### DESCRIPTION OF THE TASK
Each line of the material below should be reproduced exactly.
>>>
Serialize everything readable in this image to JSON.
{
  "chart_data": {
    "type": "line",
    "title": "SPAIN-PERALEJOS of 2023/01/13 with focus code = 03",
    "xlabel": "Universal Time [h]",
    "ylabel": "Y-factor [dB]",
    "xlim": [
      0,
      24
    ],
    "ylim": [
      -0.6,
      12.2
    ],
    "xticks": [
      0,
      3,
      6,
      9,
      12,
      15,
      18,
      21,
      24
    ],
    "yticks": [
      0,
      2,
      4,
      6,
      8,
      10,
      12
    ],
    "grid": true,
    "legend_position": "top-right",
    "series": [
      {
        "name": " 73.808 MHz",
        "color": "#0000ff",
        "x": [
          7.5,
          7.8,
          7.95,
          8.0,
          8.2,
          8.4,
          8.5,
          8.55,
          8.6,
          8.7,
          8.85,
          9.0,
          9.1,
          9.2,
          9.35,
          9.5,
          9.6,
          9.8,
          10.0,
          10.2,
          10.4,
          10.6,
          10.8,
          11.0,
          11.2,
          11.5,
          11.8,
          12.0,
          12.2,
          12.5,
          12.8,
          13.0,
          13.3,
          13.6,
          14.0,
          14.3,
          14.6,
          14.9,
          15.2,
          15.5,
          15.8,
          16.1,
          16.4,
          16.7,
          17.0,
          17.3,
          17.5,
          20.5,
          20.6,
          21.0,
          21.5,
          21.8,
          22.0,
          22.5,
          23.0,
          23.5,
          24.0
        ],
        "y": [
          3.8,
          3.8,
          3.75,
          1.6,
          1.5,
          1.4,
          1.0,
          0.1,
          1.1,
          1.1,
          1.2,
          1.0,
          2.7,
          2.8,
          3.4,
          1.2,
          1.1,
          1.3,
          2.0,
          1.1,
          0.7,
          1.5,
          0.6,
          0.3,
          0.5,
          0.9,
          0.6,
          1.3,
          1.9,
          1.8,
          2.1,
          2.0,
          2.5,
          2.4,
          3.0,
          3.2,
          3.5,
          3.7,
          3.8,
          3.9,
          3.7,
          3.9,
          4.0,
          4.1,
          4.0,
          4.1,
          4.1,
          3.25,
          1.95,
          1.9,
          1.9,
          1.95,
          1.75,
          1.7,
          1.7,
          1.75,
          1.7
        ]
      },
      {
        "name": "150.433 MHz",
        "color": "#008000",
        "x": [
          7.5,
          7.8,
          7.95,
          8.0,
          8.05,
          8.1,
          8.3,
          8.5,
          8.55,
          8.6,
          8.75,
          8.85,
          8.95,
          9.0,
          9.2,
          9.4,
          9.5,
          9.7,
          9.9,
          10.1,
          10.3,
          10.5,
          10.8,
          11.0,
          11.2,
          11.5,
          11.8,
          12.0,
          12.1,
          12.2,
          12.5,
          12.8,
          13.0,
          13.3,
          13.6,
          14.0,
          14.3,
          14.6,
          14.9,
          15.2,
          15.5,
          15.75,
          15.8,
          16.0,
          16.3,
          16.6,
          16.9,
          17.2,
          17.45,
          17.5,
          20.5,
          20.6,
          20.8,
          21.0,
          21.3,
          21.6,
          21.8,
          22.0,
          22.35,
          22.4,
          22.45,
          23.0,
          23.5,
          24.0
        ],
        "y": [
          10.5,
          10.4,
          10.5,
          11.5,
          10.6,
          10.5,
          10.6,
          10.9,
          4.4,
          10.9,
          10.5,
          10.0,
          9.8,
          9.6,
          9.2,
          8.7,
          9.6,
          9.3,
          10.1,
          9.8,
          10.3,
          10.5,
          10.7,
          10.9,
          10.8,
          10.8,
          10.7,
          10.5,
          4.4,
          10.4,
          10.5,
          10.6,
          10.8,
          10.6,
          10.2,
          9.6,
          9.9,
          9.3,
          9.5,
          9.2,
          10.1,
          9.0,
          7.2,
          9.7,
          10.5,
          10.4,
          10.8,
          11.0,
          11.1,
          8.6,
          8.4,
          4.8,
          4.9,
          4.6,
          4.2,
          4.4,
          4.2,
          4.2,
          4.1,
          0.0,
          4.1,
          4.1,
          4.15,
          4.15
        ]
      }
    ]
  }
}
<<<
### PROBLEM SOLUTION
Serialize everything readable in this image to JSON.
{
  "chart_data": {
    "type": "line",
    "title": "SPAIN-PERALEJOS of 2023/01/13 with focus code = 03",
    "xlabel": "Universal Time [h]",
    "ylabel": "Y-factor [dB]",
    "xlim": [
      0,
      24
    ],
    "ylim": [
      -0.6,
      12.2
    ],
    "xticks": [
      0,
      3,
      6,
      9,
      12,
      15,
      18,
      21,
      24
    ],
    "yticks": [
      0,
      2,
      4,
      6,
      8,
      10,
      12
    ],
    "grid": true,
    "legend_position": "top-right",
    "series": [
      {
        "name": " 73.808 MHz",
        "color": "#0000ff",
        "x": [
          7.5,
          7.8,
          7.95,
          8.0,
          8.2,
          8.4,
          8.5,
          8.55,
          8.6,
          8.7,
          8.85,
          9.0,
          9.1,
          9.2,
          9.35,
          9.5,
          9.6,
          9.8,
          10.0,
          10.2,
          10.4,
          10.6,
          10.8,
          11.0,
          11.2,
          11.5,
          11.8,
          12.0,
          12.2,
          12.5,
          12.8,
          13.0,
          13.3,
          13.6,
          14.0,
          14.3,
          14.6,
          14.9,
          15.2,
          15.5,
          15.8,
          16.1,
          16.4,
          16.7,
          17.0,
          17.3,
          17.5,
          20.5,
          20.6,
          21.0,
          21.5,
          21.8,
          22.0,
          22.5,
          23.0,
          23.5,
          24.0
        ],
        "y": [
          3.8,
          3.8,
          3.75,
          1.6,
          1.5,
          1.4,
          1.0,
          0.1,
          1.1,
          1.1,
          1.2,
          1.0,
          2.7,
          2.8,
          3.4,
          1.2,
          1.1,
          1.3,
          2.0,
          1.1,
          0.7,
          1.5,
          0.6,
          0.3,
          0.5,
          0.9,
          0.6,
          1.3,
          1.9,
          1.8,
          2.1,
          2.0,
          2.5,
          2.4,
          3.0,
          3.2,
          3.5,
          3.7,
          3.8,
          3.9,
          3.7,
          3.9,
          4.0,
          4.1,
          4.0,
          4.1,
          4.1,
          3.25,
          1.95,
          1.9,
          1.9,
          1.95,
          1.75,
          1.7,
          1.7,
          1.75,
          1.7
        ]
      },
      {
        "name": "150.433 MHz",
        "color": "#008000",
        "x": [
          7.5,
          7.8,
          7.95,
          8.0,
          8.05,
          8.1,
          8.3,
          8.5,
          8.55,
          8.6,
          8.75,
          8.85,
          8.95,
          9.0,
          9.2,
          9.4,
          9.5,
          9.7,
          9.9,
          10.1,
          10.3,
          10.5,
          10.8,
          11.0,
          11.2,
          11.5,
          11.8,
          12.0,
          12.1,
          12.2,
          12.5,
          12.8,
          13.0,
          13.3,
          13.6,
          14.0,
          14.3,
          14.6,
          14.9,
          15.2,
          15.5,
          15.75,
          15.8,
          16.0,
          16.3,
          16.6,
          16.9,
          17.2,
          17.45,
          17.5,
          20.5,
          20.6,
          20.8,
          21.0,
          21.3,
          21.6,
          21.8,
          22.0,
          22.35,
          22.4,
          22.45,
          23.0,
          23.5,
          24.0
        ],
        "y": [
          10.5,
          10.4,
          10.5,
          11.5,
          10.6,
          10.5,
          10.6,
          10.9,
          4.4,
          10.9,
          10.5,
          10.0,
          9.8,
          9.6,
          9.2,
          8.7,
          9.6,
          9.3,
          10.1,
          9.8,
          10.3,
          10.5,
          10.7,
          10.9,
          10.8,
          10.8,
          10.7,
          10.5,
          4.4,
          10.4,
          10.5,
          10.6,
          10.8,
          10.6,
          10.2,
          9.6,
          9.9,
          9.3,
          9.5,
          9.2,
          10.1,
          9.0,
          7.2,
          9.7,
          10.5,
          10.4,
          10.8,
          11.0,
          11.1,
          8.6,
          8.4,
          4.8,
          4.9,
          4.6,
          4.2,
          4.4,
          4.2,
          4.2,
          4.1,
          0.0,
          4.1,
          4.1,
          4.15,
          4.15
        ]
      }
    ]
  }
}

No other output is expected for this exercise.